- Job
Spot every line with the word "this" and return it.

*** Information given

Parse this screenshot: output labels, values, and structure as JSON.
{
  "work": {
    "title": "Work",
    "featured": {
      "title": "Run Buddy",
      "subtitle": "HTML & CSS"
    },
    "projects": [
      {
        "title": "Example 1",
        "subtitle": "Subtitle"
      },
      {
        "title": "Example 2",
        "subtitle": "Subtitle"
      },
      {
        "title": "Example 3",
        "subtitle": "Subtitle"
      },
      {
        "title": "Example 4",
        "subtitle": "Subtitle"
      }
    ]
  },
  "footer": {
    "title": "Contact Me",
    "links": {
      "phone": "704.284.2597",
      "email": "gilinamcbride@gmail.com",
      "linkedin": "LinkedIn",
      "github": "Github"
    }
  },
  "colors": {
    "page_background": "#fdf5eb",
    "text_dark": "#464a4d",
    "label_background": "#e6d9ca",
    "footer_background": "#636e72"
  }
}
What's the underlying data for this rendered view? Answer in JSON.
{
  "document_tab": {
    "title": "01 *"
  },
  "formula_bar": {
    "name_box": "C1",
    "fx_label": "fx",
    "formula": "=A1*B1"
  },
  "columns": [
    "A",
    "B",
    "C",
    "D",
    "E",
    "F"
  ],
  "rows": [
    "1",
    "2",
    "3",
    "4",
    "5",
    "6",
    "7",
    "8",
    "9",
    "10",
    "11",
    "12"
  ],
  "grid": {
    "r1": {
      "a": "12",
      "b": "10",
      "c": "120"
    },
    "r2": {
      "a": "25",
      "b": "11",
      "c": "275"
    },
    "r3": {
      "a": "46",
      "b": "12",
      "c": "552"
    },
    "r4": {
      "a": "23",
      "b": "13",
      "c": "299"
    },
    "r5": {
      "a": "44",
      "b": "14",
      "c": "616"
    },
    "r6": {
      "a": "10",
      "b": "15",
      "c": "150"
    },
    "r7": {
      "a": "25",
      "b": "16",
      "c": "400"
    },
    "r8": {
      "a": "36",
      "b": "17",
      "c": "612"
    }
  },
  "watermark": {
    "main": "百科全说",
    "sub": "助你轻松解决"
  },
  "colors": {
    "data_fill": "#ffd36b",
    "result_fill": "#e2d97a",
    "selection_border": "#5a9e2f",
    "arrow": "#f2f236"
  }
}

******

- Exercise answer
Parse this screenshot: output labels, values, and structure as JSON.
What's the underlying data for this rendered view? Answer in JSON.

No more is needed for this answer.